Maltempo, danni incalcolabili nelle aree ex Asi Siciliane

Le recenti piogge hanno messo a nudo la criticità delle nostre infrastrutture, la mancanza di manutenzione e salvaguardia del territorio ha creato danni incalcolabili.

Le aziende insediate nelle ex aree industriali siciliane e locatarie di immobili di proprietà dell’ente ASI in liquidazione, che dal 2012 ha l’obbligo di legge di vendere detti immobili ai legittimi assegnatari, sono doppiamente danneggiate per le condizioni in cui versano i capannoni che non vengono manutenuti da almeno dieci anni, con gravissime infiltrazioni di acqua proveniente dai tetti e da gli scarichi, che mettono a repentaglio la funzionalità delle attrezzature, le scorte e i prodotti finiti, con il rischio che anche la struttura subisca danni strutturali che possono causare danni anche alle persone che lavorano al loro interno.

■ **Lavoro richiesto**:
a) Nel brano sul maltempo nelle aree ex ASI siciliane, da quanto tempo almeno i capannoni non vengono manutenuti?
b) Nel brano sul maltempo, riscrivi il passo da "Le recenti piogge" fino a "al loro interno." compreso, sostituendo "capannoni" con "edifici".
Le righe costituiscono materiale distinto dal brano.

■ **Elenco dati**:
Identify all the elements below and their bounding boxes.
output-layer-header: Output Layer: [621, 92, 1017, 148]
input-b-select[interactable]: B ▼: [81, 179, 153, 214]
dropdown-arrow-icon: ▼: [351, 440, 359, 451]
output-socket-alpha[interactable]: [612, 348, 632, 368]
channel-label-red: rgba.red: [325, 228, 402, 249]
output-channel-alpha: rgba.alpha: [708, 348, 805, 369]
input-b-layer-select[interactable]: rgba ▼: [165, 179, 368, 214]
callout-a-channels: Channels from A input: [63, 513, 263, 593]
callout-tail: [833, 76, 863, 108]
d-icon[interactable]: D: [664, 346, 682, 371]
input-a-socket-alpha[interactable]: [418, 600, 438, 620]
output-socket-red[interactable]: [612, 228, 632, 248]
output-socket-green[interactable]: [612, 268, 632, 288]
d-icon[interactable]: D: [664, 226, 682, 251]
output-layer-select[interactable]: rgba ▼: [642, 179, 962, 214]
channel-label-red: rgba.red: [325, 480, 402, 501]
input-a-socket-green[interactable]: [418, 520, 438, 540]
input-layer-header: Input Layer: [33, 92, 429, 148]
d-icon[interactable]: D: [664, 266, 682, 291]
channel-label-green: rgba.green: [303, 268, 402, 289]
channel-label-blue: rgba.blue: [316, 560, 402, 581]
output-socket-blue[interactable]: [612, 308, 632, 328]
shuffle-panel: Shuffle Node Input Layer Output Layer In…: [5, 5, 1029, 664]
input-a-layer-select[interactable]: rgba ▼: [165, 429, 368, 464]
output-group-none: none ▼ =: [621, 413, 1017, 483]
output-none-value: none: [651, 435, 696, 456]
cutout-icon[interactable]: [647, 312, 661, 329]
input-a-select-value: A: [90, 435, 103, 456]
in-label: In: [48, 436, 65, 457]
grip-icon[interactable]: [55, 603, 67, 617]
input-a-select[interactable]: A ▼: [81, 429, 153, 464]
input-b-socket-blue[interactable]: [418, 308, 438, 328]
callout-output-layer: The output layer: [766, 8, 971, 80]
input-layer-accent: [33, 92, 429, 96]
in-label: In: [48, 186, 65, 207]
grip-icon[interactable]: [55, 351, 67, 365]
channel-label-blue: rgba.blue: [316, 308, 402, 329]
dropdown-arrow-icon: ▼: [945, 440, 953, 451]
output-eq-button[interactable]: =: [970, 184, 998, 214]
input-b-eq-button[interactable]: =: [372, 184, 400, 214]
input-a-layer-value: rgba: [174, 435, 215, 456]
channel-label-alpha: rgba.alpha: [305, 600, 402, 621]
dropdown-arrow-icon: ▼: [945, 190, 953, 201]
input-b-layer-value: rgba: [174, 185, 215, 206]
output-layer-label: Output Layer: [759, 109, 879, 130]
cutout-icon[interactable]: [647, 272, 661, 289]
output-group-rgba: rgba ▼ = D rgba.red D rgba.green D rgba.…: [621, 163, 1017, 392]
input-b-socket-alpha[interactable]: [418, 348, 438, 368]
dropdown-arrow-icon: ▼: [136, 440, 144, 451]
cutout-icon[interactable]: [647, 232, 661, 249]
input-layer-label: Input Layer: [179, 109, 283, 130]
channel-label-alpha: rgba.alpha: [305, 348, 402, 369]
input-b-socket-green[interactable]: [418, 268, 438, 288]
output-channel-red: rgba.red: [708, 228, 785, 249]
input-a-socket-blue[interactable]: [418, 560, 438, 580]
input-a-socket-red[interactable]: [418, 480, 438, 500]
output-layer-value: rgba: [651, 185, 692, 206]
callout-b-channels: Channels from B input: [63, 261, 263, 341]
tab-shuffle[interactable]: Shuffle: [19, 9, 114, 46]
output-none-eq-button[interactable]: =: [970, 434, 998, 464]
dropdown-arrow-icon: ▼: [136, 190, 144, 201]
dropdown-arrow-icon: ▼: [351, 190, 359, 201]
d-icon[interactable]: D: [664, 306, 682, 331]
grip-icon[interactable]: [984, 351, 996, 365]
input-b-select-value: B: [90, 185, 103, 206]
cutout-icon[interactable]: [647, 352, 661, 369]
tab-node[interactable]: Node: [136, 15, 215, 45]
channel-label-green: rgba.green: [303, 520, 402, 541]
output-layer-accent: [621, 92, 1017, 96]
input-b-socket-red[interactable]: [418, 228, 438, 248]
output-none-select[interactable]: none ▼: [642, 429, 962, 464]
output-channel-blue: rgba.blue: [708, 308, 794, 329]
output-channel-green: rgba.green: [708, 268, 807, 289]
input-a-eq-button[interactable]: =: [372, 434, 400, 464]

■ **Risposte**:
a) Da almeno dieci anni.

b)
Le recenti piogge hanno messo a nudo la criticità delle nostre infrastrutture, la mancanza di manutenzione e salvaguardia del territorio ha creato danni incalcolabili.

Le aziende insediate nelle ex aree industriali siciliane e locatarie di immobili di proprietà dell’ente ASI in liquidazione, che dal 2012 ha l’obbligo di legge di vendere detti immobili ai legittimi assegnatari, sono doppiamente danneggiate per le condizioni in cui versano i edifici che non vengono manutenuti da almeno dieci anni, con gravissime infiltrazioni di acqua proveniente dai tetti e da gli scarichi, che mettono a repentaglio la funzionalità delle attrezzature, le scorte e i prodotti finiti, con il rischio che anche la struttura subisca danni strutturali che possono causare danni anche alle persone che lavorano al loro interno.